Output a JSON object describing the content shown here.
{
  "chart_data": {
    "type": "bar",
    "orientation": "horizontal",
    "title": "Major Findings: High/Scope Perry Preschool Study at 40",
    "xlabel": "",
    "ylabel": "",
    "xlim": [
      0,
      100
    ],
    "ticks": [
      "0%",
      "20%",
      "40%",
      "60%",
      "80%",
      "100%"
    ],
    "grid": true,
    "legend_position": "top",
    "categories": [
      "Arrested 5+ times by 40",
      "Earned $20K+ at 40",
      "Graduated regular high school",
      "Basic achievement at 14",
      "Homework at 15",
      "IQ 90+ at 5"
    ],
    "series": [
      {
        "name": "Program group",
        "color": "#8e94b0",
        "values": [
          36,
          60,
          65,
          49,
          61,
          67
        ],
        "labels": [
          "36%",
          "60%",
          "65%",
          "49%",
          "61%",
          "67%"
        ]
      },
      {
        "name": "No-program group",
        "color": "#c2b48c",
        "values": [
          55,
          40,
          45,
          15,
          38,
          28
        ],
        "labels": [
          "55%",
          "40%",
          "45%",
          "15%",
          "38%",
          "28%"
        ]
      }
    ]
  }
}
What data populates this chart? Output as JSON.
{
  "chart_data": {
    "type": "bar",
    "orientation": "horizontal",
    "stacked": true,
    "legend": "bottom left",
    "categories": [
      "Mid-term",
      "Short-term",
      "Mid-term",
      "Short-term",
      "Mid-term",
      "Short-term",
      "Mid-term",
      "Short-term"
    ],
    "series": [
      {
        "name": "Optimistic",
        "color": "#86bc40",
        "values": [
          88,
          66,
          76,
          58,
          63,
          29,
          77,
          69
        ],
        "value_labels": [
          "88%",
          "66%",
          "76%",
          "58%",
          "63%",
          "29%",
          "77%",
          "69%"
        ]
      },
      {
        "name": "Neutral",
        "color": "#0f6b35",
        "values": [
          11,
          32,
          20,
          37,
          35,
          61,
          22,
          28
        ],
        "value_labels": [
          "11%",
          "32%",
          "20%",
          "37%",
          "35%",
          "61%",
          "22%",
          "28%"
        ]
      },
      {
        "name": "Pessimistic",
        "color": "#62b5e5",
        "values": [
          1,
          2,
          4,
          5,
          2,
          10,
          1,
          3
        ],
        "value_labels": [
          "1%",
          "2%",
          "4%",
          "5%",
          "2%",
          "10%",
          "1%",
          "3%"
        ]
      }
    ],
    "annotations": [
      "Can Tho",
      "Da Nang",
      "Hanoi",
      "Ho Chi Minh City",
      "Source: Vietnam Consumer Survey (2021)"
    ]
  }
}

============================================================

Stated exercise: Write out every line exactly as it stands.

Output of the task:
Output a JSON object describing the content shown here.
{
  "chart_data": {
    "type": "bar",
    "orientation": "horizontal",
    "title": "Major Findings: High/Scope Perry Preschool Study at 40",
    "xlabel": "",
    "ylabel": "",
    "xlim": [
      0,
      100
    ],
    "ticks": [
      "0%",
      "20%",
      "40%",
      "60%",
      "80%",
      "100%"
    ],
    "grid": true,
    "legend_position": "top",
    "categories": [
      "Arrested 5+ times by 40",
      "Earned $20K+ at 40",
      "Graduated regular high school",
      "Basic achievement at 14",
      "Homework at 15",
      "IQ 90+ at 5"
    ],
    "series": [
      {
        "name": "Program group",
        "color": "#8e94b0",
        "values": [
          36,
          60,
          65,
          49,
          61,
          67
        ],
        "labels": [
          "36%",
          "60%",
          "65%",
          "49%",
          "61%",
          "67%"
        ]
      },
      {
        "name": "No-program group",
        "color": "#c2b48c",
        "values": [
          55,
          40,
          45,
          15,
          38,
          28
        ],
        "labels": [
          "55%",
          "40%",
          "45%",
          "15%",
          "38%",
          "28%"
        ]
      }
    ]
  }
}
What data populates this chart? Output as JSON.
{
  "chart_data": {
    "type": "bar",
    "orientation": "horizontal",
    "stacked": true,
    "legend": "bottom left",
    "categories": [
      "Mid-term",
      "Short-term",
      "Mid-term",
      "Short-term",
      "Mid-term",
      "Short-term",
      "Mid-term",
      "Short-term"
    ],
    "series": [
      {
        "name": "Optimistic",
        "color": "#86bc40",
        "values": [
          88,
          66,
          76,
          58,
          63,
          29,
          77,
          69
        ],
        "value_labels": [
          "88%",
          "66%",
          "76%",
          "58%",
          "63%",
          "29%",
          "77%",
          "69%"
        ]
      },
      {
        "name": "Neutral",
        "color": "#0f6b35",
        "values": [
          11,
          32,
          20,
          37,
          35,
          61,
          22,
          28
        ],
        "value_labels": [
          "11%",
          "32%",
          "20%",
          "37%",
          "35%",
          "61%",
          "22%",
          "28%"
        ]
      },
      {
        "name": "Pessimistic",
        "color": "#62b5e5",
        "values": [
          1,
          2,
          4,
          5,
          2,
          10,
          1,
          3
        ],
        "value_labels": [
          "1%",
          "2%",
          "4%",
          "5%",
          "2%",
          "10%",
          "1%",
          "3%"
        ]
      }
    ],
    "annotations": [
      "Can Tho",
      "Da Nang",
      "Hanoi",
      "Ho Chi Minh City",
      "Source: Vietnam Consumer Survey (2021)"
    ]
  }
}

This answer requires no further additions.